■ **Task description**: The entries below are to be transcribed in full, without their images.

■ **Extracted information**:
----
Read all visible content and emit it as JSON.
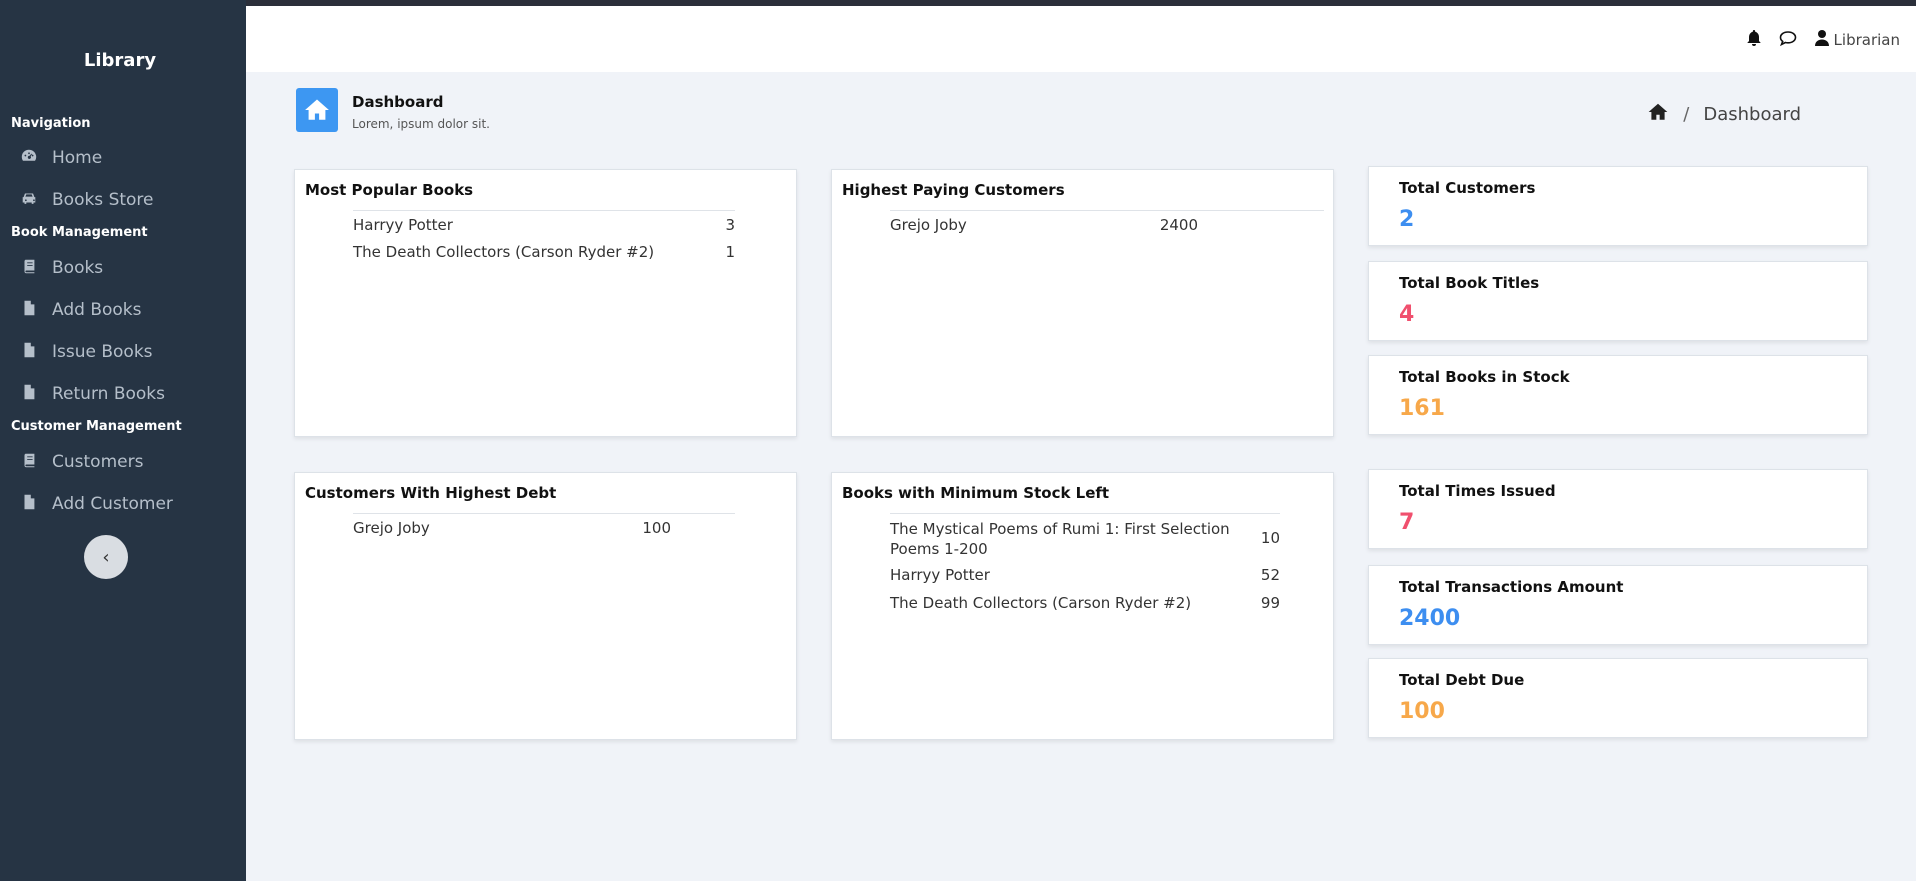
{
  "sidebar": {
    "brand": "Library",
    "sections": [
      {
        "title": "Navigation"
      },
      {
        "title": "Book Management"
      },
      {
        "title": "Customer Management"
      }
    ],
    "items": [
      {
        "label": "Home",
        "icon": "dashboard-icon"
      },
      {
        "label": "Books Store",
        "icon": "car-icon"
      },
      {
        "label": "Books",
        "icon": "book-icon"
      },
      {
        "label": "Add Books",
        "icon": "file-icon"
      },
      {
        "label": "Issue Books",
        "icon": "file-icon"
      },
      {
        "label": "Return Books",
        "icon": "file-icon"
      },
      {
        "label": "Customers",
        "icon": "book-icon"
      },
      {
        "label": "Add Customer",
        "icon": "file-icon"
      }
    ],
    "collapse_glyph": "‹"
  },
  "topbar": {
    "user_label": "Librarian"
  },
  "header": {
    "title": "Dashboard",
    "subtitle": "Lorem, ipsum dolor sit.",
    "breadcrumb_sep": "/",
    "breadcrumb_current": "Dashboard"
  },
  "popular_books": {
    "title": "Most Popular Books",
    "rows": [
      {
        "name": "Harryy Potter",
        "value": "3"
      },
      {
        "name": "The Death Collectors (Carson Ryder #2)",
        "value": "1"
      }
    ]
  },
  "highest_paying": {
    "title": "Highest Paying Customers",
    "rows": [
      {
        "name": "Grejo Joby",
        "value": "2400"
      }
    ]
  },
  "highest_debt": {
    "title": "Customers With Highest Debt",
    "rows": [
      {
        "name": "Grejo Joby",
        "value": "100"
      }
    ]
  },
  "min_stock": {
    "title": "Books with Minimum Stock Left",
    "rows": [
      {
        "name": "The Mystical Poems of Rumi 1: First Selection Poems 1-200",
        "value": "10"
      },
      {
        "name": "Harryy Potter",
        "value": "52"
      },
      {
        "name": "The Death Collectors (Carson Ryder #2)",
        "value": "99"
      }
    ]
  },
  "stats": [
    {
      "label": "Total Customers",
      "value": "2",
      "color": "#3d8ef0"
    },
    {
      "label": "Total Book Titles",
      "value": "4",
      "color": "#f0506e"
    },
    {
      "label": "Total Books in Stock",
      "value": "161",
      "color": "#f7a84a"
    },
    {
      "label": "Total Times Issued",
      "value": "7",
      "color": "#f0506e"
    },
    {
      "label": "Total Transactions Amount",
      "value": "2400",
      "color": "#3d8ef0"
    },
    {
      "label": "Total Debt Due",
      "value": "100",
      "color": "#f7a84a"
    }
  ]
}
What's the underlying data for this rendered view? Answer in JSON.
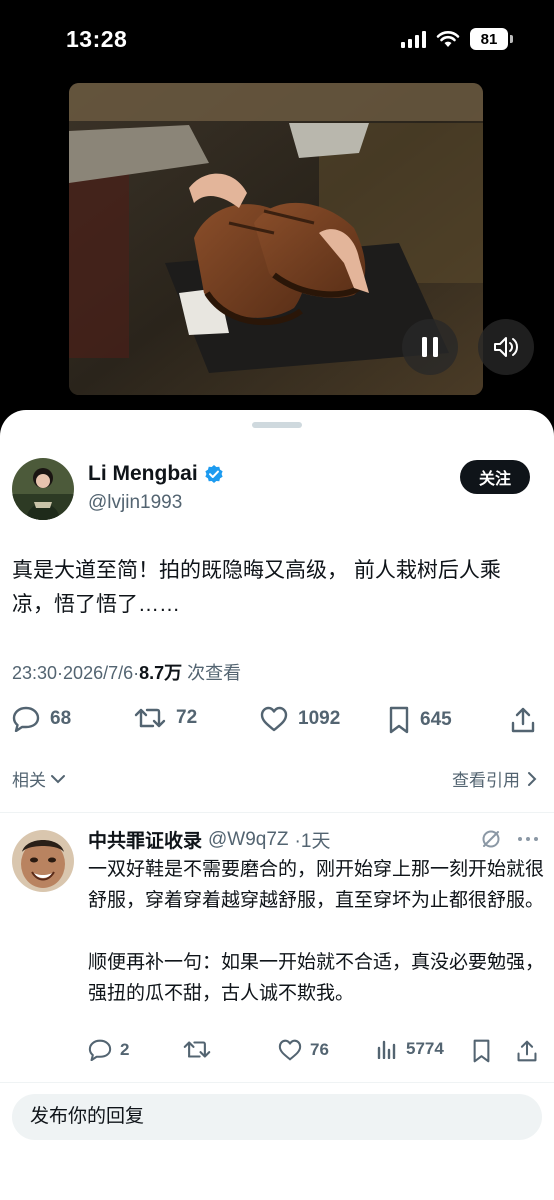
{
  "status_bar": {
    "time": "13:28",
    "battery": "81",
    "icons": [
      "signal-icon",
      "wifi-icon",
      "battery-icon"
    ]
  },
  "video": {
    "controls": [
      "pause-icon",
      "volume-icon"
    ]
  },
  "author": {
    "name": "Li Mengbai",
    "handle": "@lvjin1993",
    "verified": true,
    "follow_label": "关注"
  },
  "tweet": {
    "text": "真是大道至简！拍的既隐晦又高级， 前人栽树后人乘凉，悟了悟了……",
    "time": "23:30",
    "date": "2026/7/6",
    "views_count": "8.7万",
    "views_label": "次查看",
    "separator": "·"
  },
  "stats": {
    "replies": "68",
    "retweets": "72",
    "likes": "1092",
    "bookmarks": "645"
  },
  "links": {
    "related": "相关",
    "view_quotes": "查看引用"
  },
  "reply": {
    "name": "中共罪证收录",
    "handle": "@W9q7Z",
    "time": "·1天",
    "paragraphs": [
      "一双好鞋是不需要磨合的，刚开始穿上那一刻开始就很舒服，穿着穿着越穿越舒服，直至穿坏为止都很舒服。",
      "顺便再补一句：如果一开始就不合适，真没必要勉强，强扭的瓜不甜，古人诚不欺我。"
    ],
    "stats": {
      "replies": "2",
      "retweets": "",
      "likes": "76",
      "views": "5774"
    }
  },
  "compose": {
    "placeholder": "发布你的回复"
  },
  "colors": {
    "accent": "#1d9bf0",
    "text": "#0f1419",
    "muted": "#536471"
  }
}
----
■ **Correct result**:
Read all visible content and emit it as JSON.
{
  "sidebar": {
    "brand": "Library",
    "sections": [
      {
        "title": "Navigation"
      },
      {
        "title": "Book Management"
      },
      {
        "title": "Customer Management"
      }
    ],
    "items": [
      {
        "label": "Home",
        "icon": "dashboard-icon"
      },
      {
        "label": "Books Store",
        "icon": "car-icon"
      },
      {
        "label": "Books",
        "icon": "book-icon"
      },
      {
        "label": "Add Books",
        "icon": "file-icon"
      },
      {
        "label": "Issue Books",
        "icon": "file-icon"
      },
      {
        "label": "Return Books",
        "icon": "file-icon"
      },
      {
        "label": "Customers",
        "icon": "book-icon"
      },
      {
        "label": "Add Customer",
        "icon": "file-icon"
      }
    ],
    "collapse_glyph": "‹"
  },
  "topbar": {
    "user_label": "Librarian"
  },
  "header": {
    "title": "Dashboard",
    "subtitle": "Lorem, ipsum dolor sit.",
    "breadcrumb_sep": "/",
    "breadcrumb_current": "Dashboard"
  },
  "popular_books": {
    "title": "Most Popular Books",
    "rows": [
      {
        "name": "Harryy Potter",
        "value": "3"
      },
      {
        "name": "The Death Collectors (Carson Ryder #2)",
        "value": "1"
      }
    ]
  },
  "highest_paying": {
    "title": "Highest Paying Customers",
    "rows": [
      {
        "name": "Grejo Joby",
        "value": "2400"
      }
    ]
  },
  "highest_debt": {
    "title": "Customers With Highest Debt",
    "rows": [
      {
        "name": "Grejo Joby",
        "value": "100"
      }
    ]
  },
  "min_stock": {
    "title": "Books with Minimum Stock Left",
    "rows": [
      {
        "name": "The Mystical Poems of Rumi 1: First Selection Poems 1-200",
        "value": "10"
      },
      {
        "name": "Harryy Potter",
        "value": "52"
      },
      {
        "name": "The Death Collectors (Carson Ryder #2)",
        "value": "99"
      }
    ]
  },
  "stats": [
    {
      "label": "Total Customers",
      "value": "2",
      "color": "#3d8ef0"
    },
    {
      "label": "Total Book Titles",
      "value": "4",
      "color": "#f0506e"
    },
    {
      "label": "Total Books in Stock",
      "value": "161",
      "color": "#f7a84a"
    },
    {
      "label": "Total Times Issued",
      "value": "7",
      "color": "#f0506e"
    },
    {
      "label": "Total Transactions Amount",
      "value": "2400",
      "color": "#3d8ef0"
    },
    {
      "label": "Total Debt Due",
      "value": "100",
      "color": "#f7a84a"
    }
  ]
}
What's the underlying data for this rendered view? Answer in JSON.
{
  "status_bar": {
    "time": "13:28",
    "battery": "81",
    "icons": [
      "signal-icon",
      "wifi-icon",
      "battery-icon"
    ]
  },
  "video": {
    "controls": [
      "pause-icon",
      "volume-icon"
    ]
  },
  "author": {
    "name": "Li Mengbai",
    "handle": "@lvjin1993",
    "verified": true,
    "follow_label": "关注"
  },
  "tweet": {
    "text": "真是大道至简！拍的既隐晦又高级， 前人栽树后人乘凉，悟了悟了……",
    "time": "23:30",
    "date": "2026/7/6",
    "views_count": "8.7万",
    "views_label": "次查看",
    "separator": "·"
  },
  "stats": {
    "replies": "68",
    "retweets": "72",
    "likes": "1092",
    "bookmarks": "645"
  },
  "links": {
    "related": "相关",
    "view_quotes": "查看引用"
  },
  "reply": {
    "name": "中共罪证收录",
    "handle": "@W9q7Z",
    "time": "·1天",
    "paragraphs": [
      "一双好鞋是不需要磨合的，刚开始穿上那一刻开始就很舒服，穿着穿着越穿越舒服，直至穿坏为止都很舒服。",
      "顺便再补一句：如果一开始就不合适，真没必要勉强，强扭的瓜不甜，古人诚不欺我。"
    ],
    "stats": {
      "replies": "2",
      "retweets": "",
      "likes": "76",
      "views": "5774"
    }
  },
  "compose": {
    "placeholder": "发布你的回复"
  },
  "colors": {
    "accent": "#1d9bf0",
    "text": "#0f1419",
    "muted": "#536471"
  }
}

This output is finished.